Would you pull out every line of the material that contains the string "assaulted"?

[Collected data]
◇ ◇ ◇ ◇ ◇

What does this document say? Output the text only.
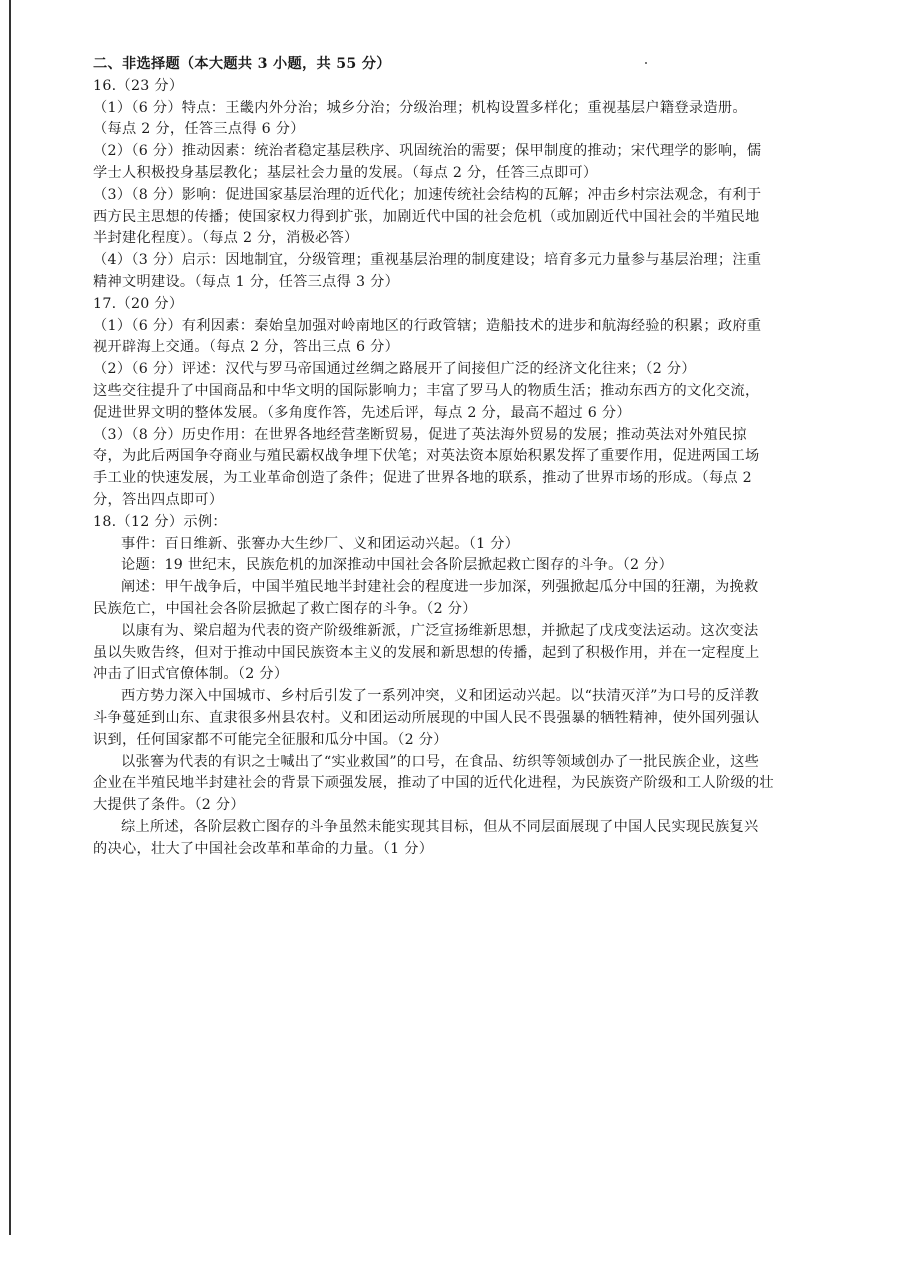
二、非选择题（本大题共 3 小题，共 55 分）
16.（23 分）
（1）（6 分）特点：王畿内外分治；城乡分治；分级治理；机构设置多样化；重视基层户籍登录造册。
（每点 2 分，任答三点得 6 分）
（2）（6 分）推动因素：统治者稳定基层秩序、巩固统治的需要；保甲制度的推动；宋代理学的影响，儒
学士人积极投身基层教化；基层社会力量的发展。（每点 2 分，任答三点即可）
（3）（8 分）影响：促进国家基层治理的近代化；加速传统社会结构的瓦解；冲击乡村宗法观念，有利于
西方民主思想的传播；使国家权力得到扩张，加剧近代中国的社会危机（或加剧近代中国社会的半殖民地
半封建化程度）。（每点 2 分，消极必答）
（4）（3 分）启示：因地制宜，分级管理；重视基层治理的制度建设；培育多元力量参与基层治理；注重
精神文明建设。（每点 1 分，任答三点得 3 分）
17.（20 分）
（1）（6 分）有利因素：秦始皇加强对岭南地区的行政管辖；造船技术的进步和航海经验的积累；政府重
视开辟海上交通。（每点 2 分，答出三点 6 分）
（2）（6 分）评述：汉代与罗马帝国通过丝绸之路展开了间接但广泛的经济文化往来；（2 分）
这些交往提升了中国商品和中华文明的国际影响力；丰富了罗马人的物质生活；推动东西方的文化交流，
促进世界文明的整体发展。（多角度作答，先述后评，每点 2 分，最高不超过 6 分）
（3）（8 分）历史作用：在世界各地经营垄断贸易，促进了英法海外贸易的发展；推动英法对外殖民掠
夺，为此后两国争夺商业与殖民霸权战争埋下伏笔；对英法资本原始积累发挥了重要作用，促进两国工场
手工业的快速发展，为工业革命创造了条件；促进了世界各地的联系，推动了世界市场的形成。（每点 2
分，答出四点即可）
18.（12 分）示例：
事件：百日维新、张謇办大生纱厂、义和团运动兴起。（1 分）
论题：19 世纪末，民族危机的加深推动中国社会各阶层掀起救亡图存的斗争。（2 分）
阐述：甲午战争后，中国半殖民地半封建社会的程度进一步加深，列强掀起瓜分中国的狂潮，为挽救
民族危亡，中国社会各阶层掀起了救亡图存的斗争。（2 分）
以康有为、梁启超为代表的资产阶级维新派，广泛宣扬维新思想，并掀起了戊戌变法运动。这次变法
虽以失败告终，但对于推动中国民族资本主义的发展和新思想的传播，起到了积极作用，并在一定程度上
冲击了旧式官僚体制。（2 分）
西方势力深入中国城市、乡村后引发了一系列冲突，义和团运动兴起。以“扶清灭洋”为口号的反洋教
斗争蔓延到山东、直隶很多州县农村。义和团运动所展现的中国人民不畏强暴的牺牲精神，使外国列强认
识到，任何国家都不可能完全征服和瓜分中国。（2 分）
以张謇为代表的有识之士喊出了“实业救国”的口号，在食品、纺织等领域创办了一批民族企业，这些
企业在半殖民地半封建社会的背景下顽强发展，推动了中国的近代化进程，为民族资产阶级和工人阶级的壮
大提供了条件。（2 分）
综上所述，各阶层救亡图存的斗争虽然未能实现其目标，但从不同层面展现了中国人民实现民族复兴
的决心，壮大了中国社会改革和革命的力量。（1 分）
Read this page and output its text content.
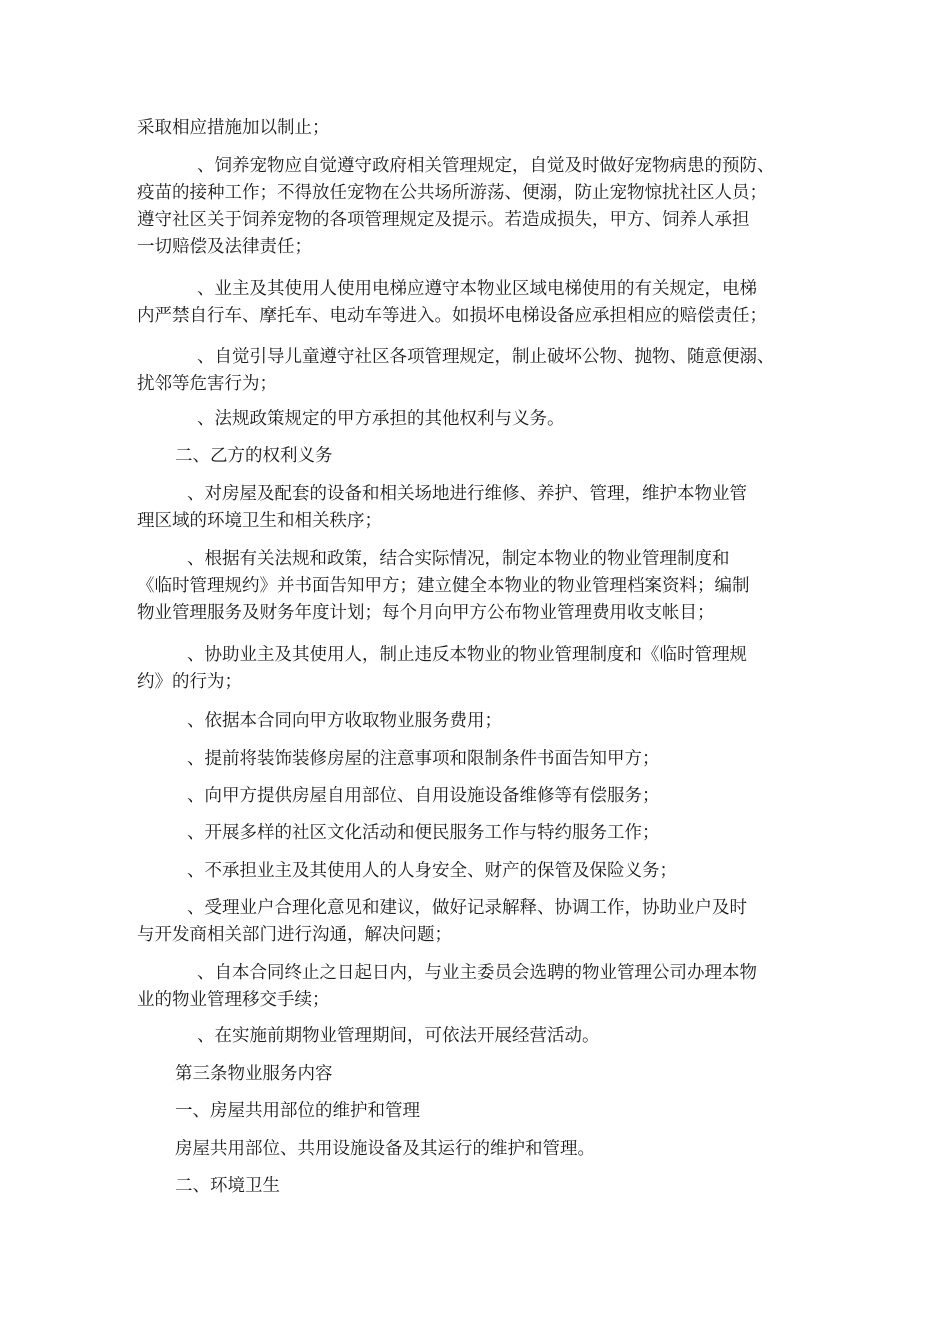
采取相应措施加以制止；
、饲养宠物应自觉遵守政府相关管理规定，自觉及时做好宠物病患的预防、
疫苗的接种工作；不得放任宠物在公共场所游荡、便溺，防止宠物惊扰社区人员；
遵守社区关于饲养宠物的各项管理规定及提示。若造成损失，甲方、饲养人承担
一切赔偿及法律责任；
、业主及其使用人使用电梯应遵守本物业区域电梯使用的有关规定，电梯
内严禁自行车、摩托车、电动车等进入。如损坏电梯设备应承担相应的赔偿责任；
、自觉引导儿童遵守社区各项管理规定，制止破坏公物、抛物、随意便溺、
扰邻等危害行为；
、法规政策规定的甲方承担的其他权利与义务。
二、乙方的权利义务
、对房屋及配套的设备和相关场地进行维修、养护、管理，维护本物业管
理区域的环境卫生和相关秩序；
、根据有关法规和政策，结合实际情况，制定本物业的物业管理制度和
《临时管理规约》并书面告知甲方；建立健全本物业的物业管理档案资料；编制
物业管理服务及财务年度计划；每个月向甲方公布物业管理费用收支帐目；
、协助业主及其使用人，制止违反本物业的物业管理制度和《临时管理规
约》的行为；
、依据本合同向甲方收取物业服务费用；
、提前将装饰装修房屋的注意事项和限制条件书面告知甲方；
、向甲方提供房屋自用部位、自用设施设备维修等有偿服务；
、开展多样的社区文化活动和便民服务工作与特约服务工作；
、不承担业主及其使用人的人身安全、财产的保管及保险义务；
、受理业户合理化意见和建议，做好记录解释、协调工作，协助业户及时
与开发商相关部门进行沟通，解决问题；
、自本合同终止之日起日内，与业主委员会选聘的物业管理公司办理本物
业的物业管理移交手续；
、在实施前期物业管理期间，可依法开展经营活动。
第三条物业服务内容
一、房屋共用部位的维护和管理
房屋共用部位、共用设施设备及其运行的维护和管理。
二、环境卫生
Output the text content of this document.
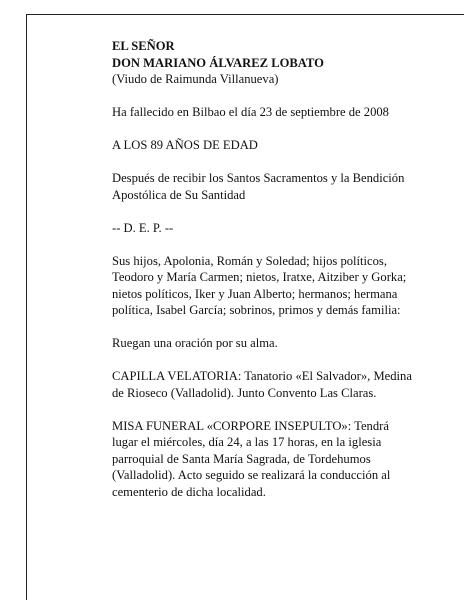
EL SEÑOR

DON MARIANO ÁLVAREZ LOBATO

(Viudo de Raimunda Villanueva)

Ha fallecido en Bilbao el día 23 de septiembre de 2008

A LOS 89 AÑOS DE EDAD

Después de recibir los Santos Sacramentos y la Bendición Apostólica de Su Santidad

-- D. E. P. --

Sus hijos, Apolonia, Román y Soledad; hijos políticos, Teodoro y María Carmen; nietos, Iratxe, Aitziber y Gorka; nietos políticos, Iker y Juan Alberto; hermanos; hermana política, Isabel García; sobrinos, primos y demás familia:

Ruegan una oración por su alma.

CAPILLA VELATORIA: Tanatorio «El Salvador», Medina de Rioseco (Valladolid). Junto Convento Las Claras.

MISA FUNERAL «CORPORE INSEPULTO»: Tendrá lugar el miércoles, día 24, a las 17 horas, en la iglesia parroquial de Santa María Sagrada, de Tordehumos (Valladolid). Acto seguido se realizará la conducción al cementerio de dicha localidad.
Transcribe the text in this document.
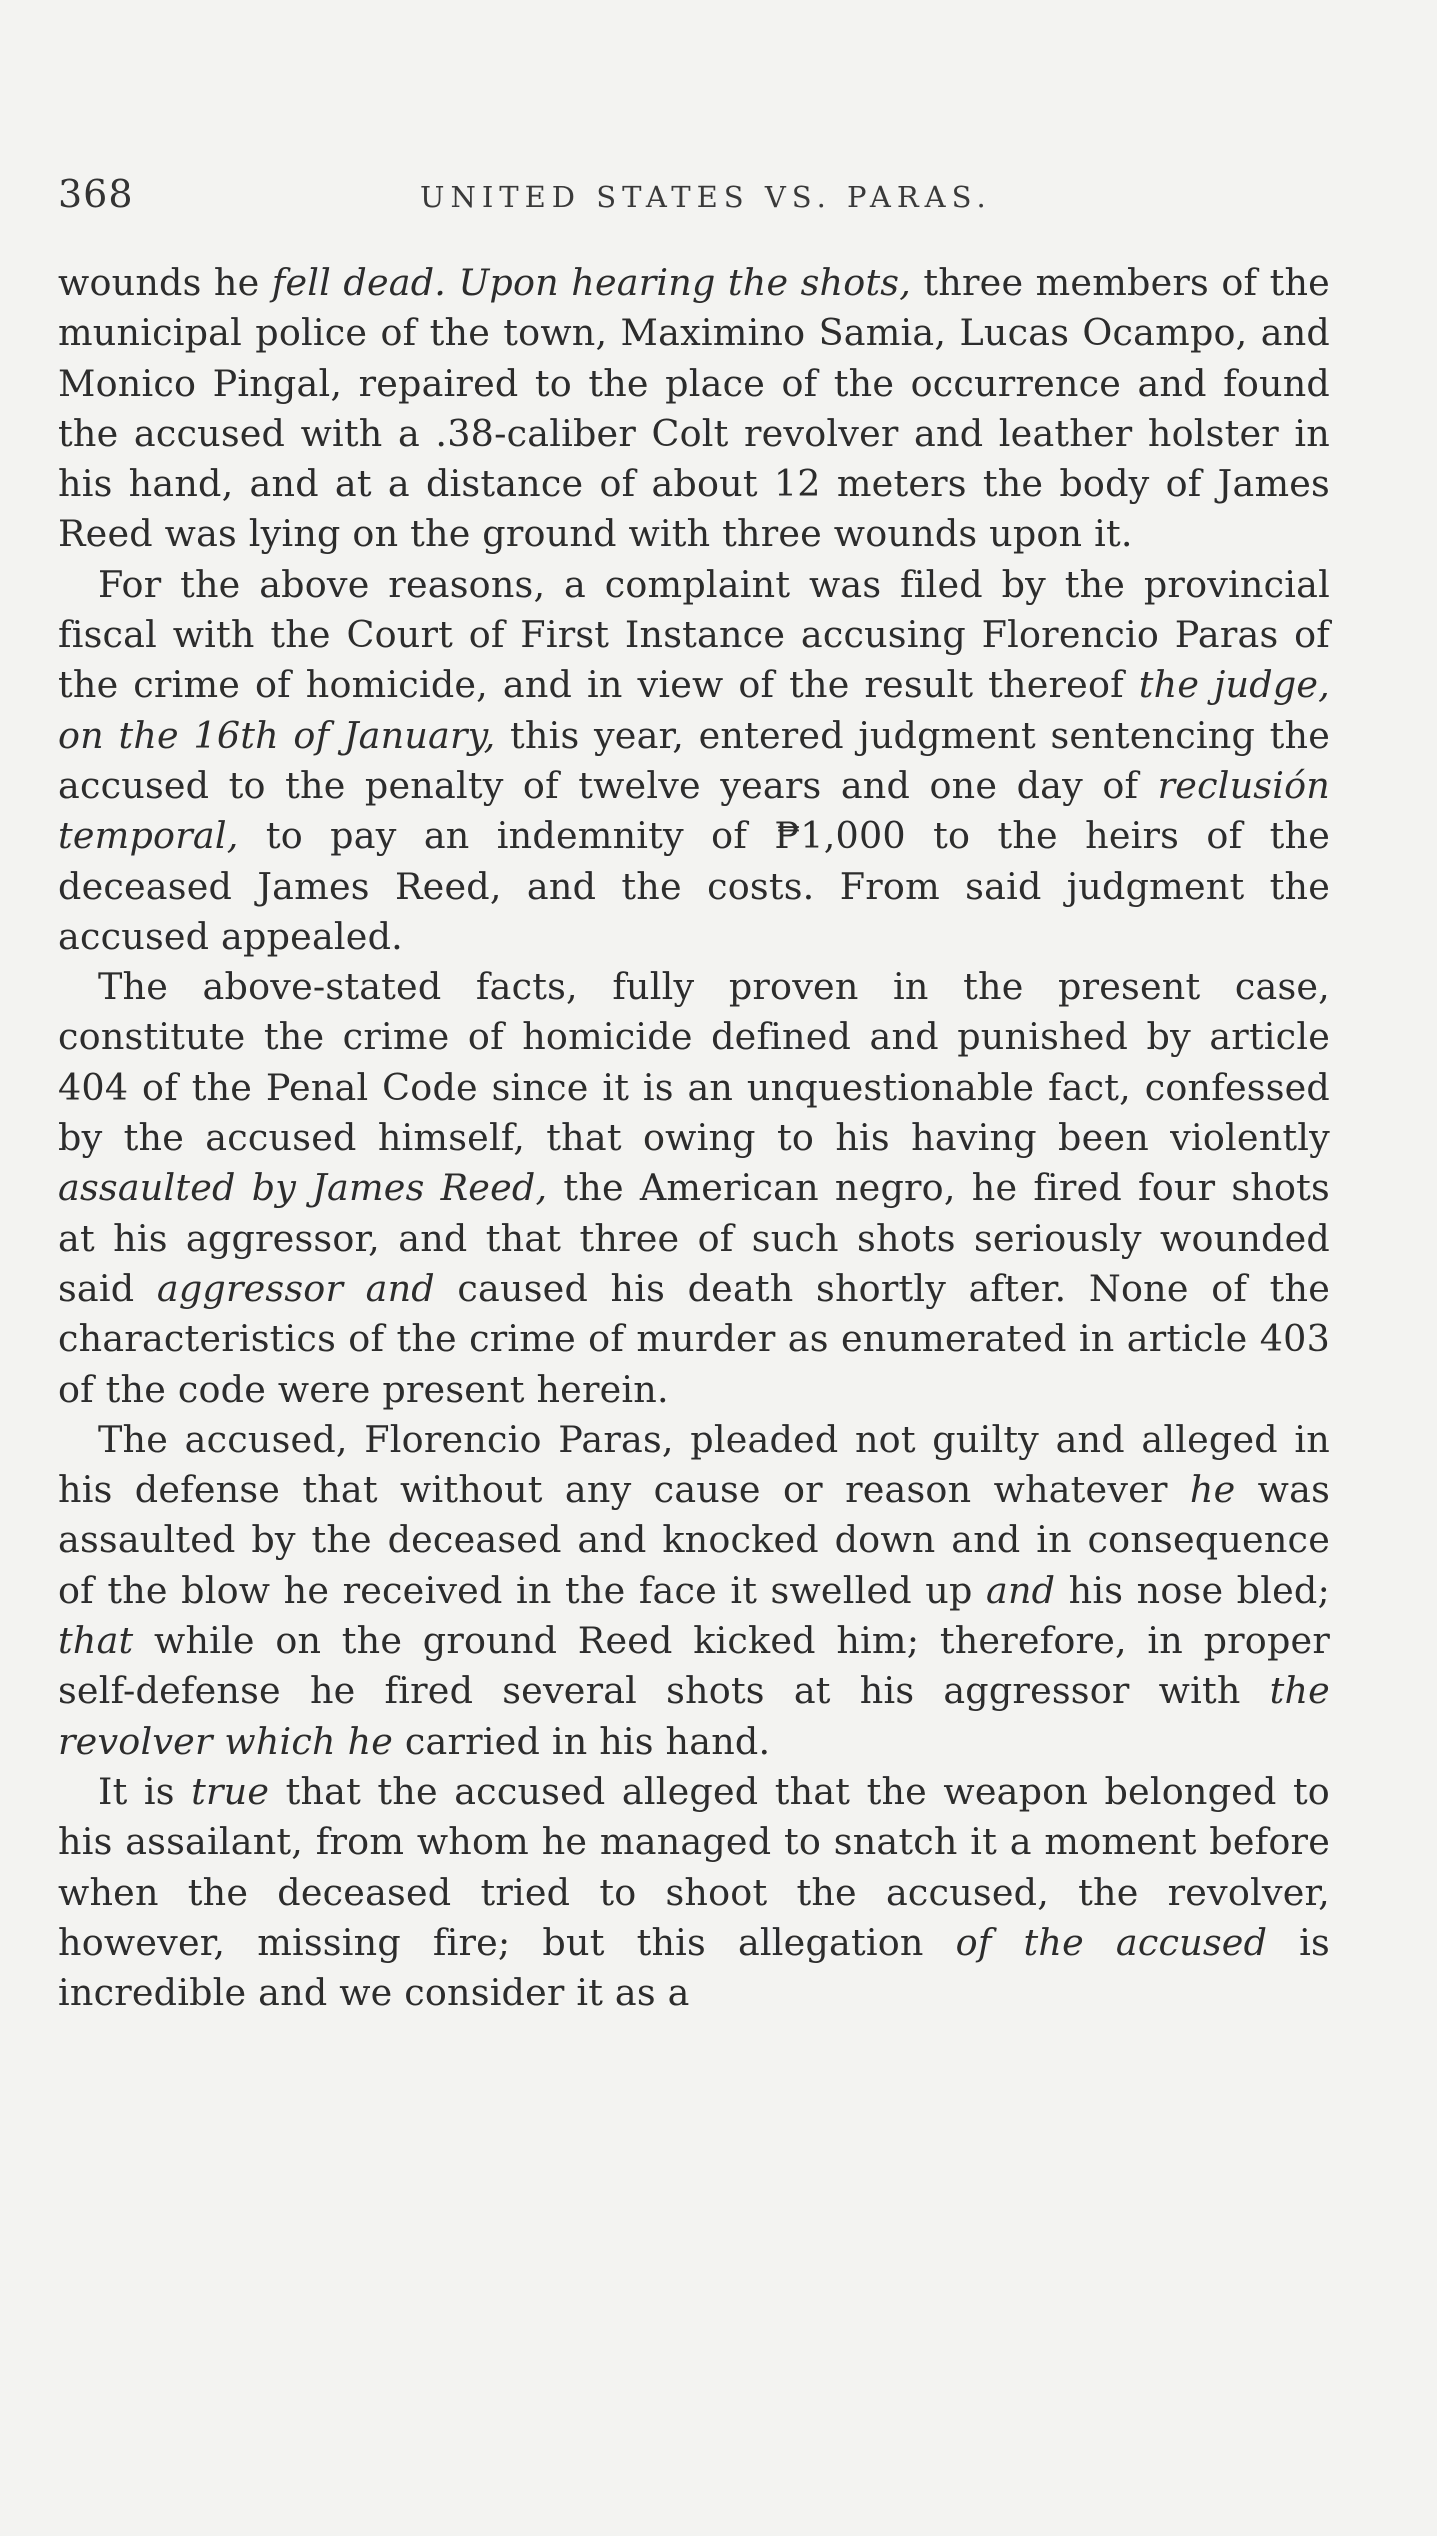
368	UNITED STATES VS. PARAS.

wounds he fell dead. Upon hearing the shots, three members of the municipal police of the town, Maximino Samia, Lucas Ocampo, and Monico Pingal, repaired to the place of the occurrence and found the accused with a .38-caliber Colt revolver and leather holster in his hand, and at a distance of about 12 meters the body of James Reed was lying on the ground with three wounds upon it.

For the above reasons, a complaint was filed by the provincial fiscal with the Court of First Instance accusing Florencio Paras of the crime of homicide, and in view of the result thereof the judge, on the 16th of January, this year, entered judgment sentencing the accused to the penalty of twelve years and one day of reclusión temporal, to pay an indemnity of ₱1,000 to the heirs of the deceased James Reed, and the costs. From said judgment the accused appealed.

The above-stated facts, fully proven in the present case, constitute the crime of homicide defined and punished by article 404 of the Penal Code since it is an unquestionable fact, confessed by the accused himself, that owing to his having been violently assaulted by James Reed, the American negro, he fired four shots at his aggressor, and that three of such shots seriously wounded said aggressor and caused his death shortly after. None of the characteristics of the crime of murder as enumerated in article 403 of the code were present herein.

The accused, Florencio Paras, pleaded not guilty and alleged in his defense that without any cause or reason whatever he was assaulted by the deceased and knocked down and in consequence of the blow he received in the face it swelled up and his nose bled; that while on the ground Reed kicked him; therefore, in proper self-defense he fired several shots at his aggressor with the revolver which he carried in his hand.

It is true that the accused alleged that the weapon belonged to his assailant, from whom he managed to snatch it a moment before when the deceased tried to shoot the accused, the revolver, however, missing fire; but this allegation of the accused is incredible and we consider it as a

◇ ◇ ◇ ◇ ◇

### REPLY TO THE EXERCISE
The above-stated facts, fully proven in the present case, constitute the crime of homicide defined and punished by article 404 of the Penal Code since it is an unquestionable fact, confessed by the accused himself, that owing to his having been violently assaulted by James Reed, the American negro, he fired four shots at his aggressor, and that three of such shots seriously wounded said aggressor and caused his death shortly after. None of the characteristics of the crime of murder as enumerated in article 403 of the code were present herein.
The accused, Florencio Paras, pleaded not guilty and alleged in his defense that without any cause or reason whatever he was assaulted by the deceased and knocked down and in consequence of the blow he received in the face it swelled up and his nose bled; that while on the ground Reed kicked him; therefore, in proper self-defense he fired several shots at his aggressor with the revolver which he carried in his hand.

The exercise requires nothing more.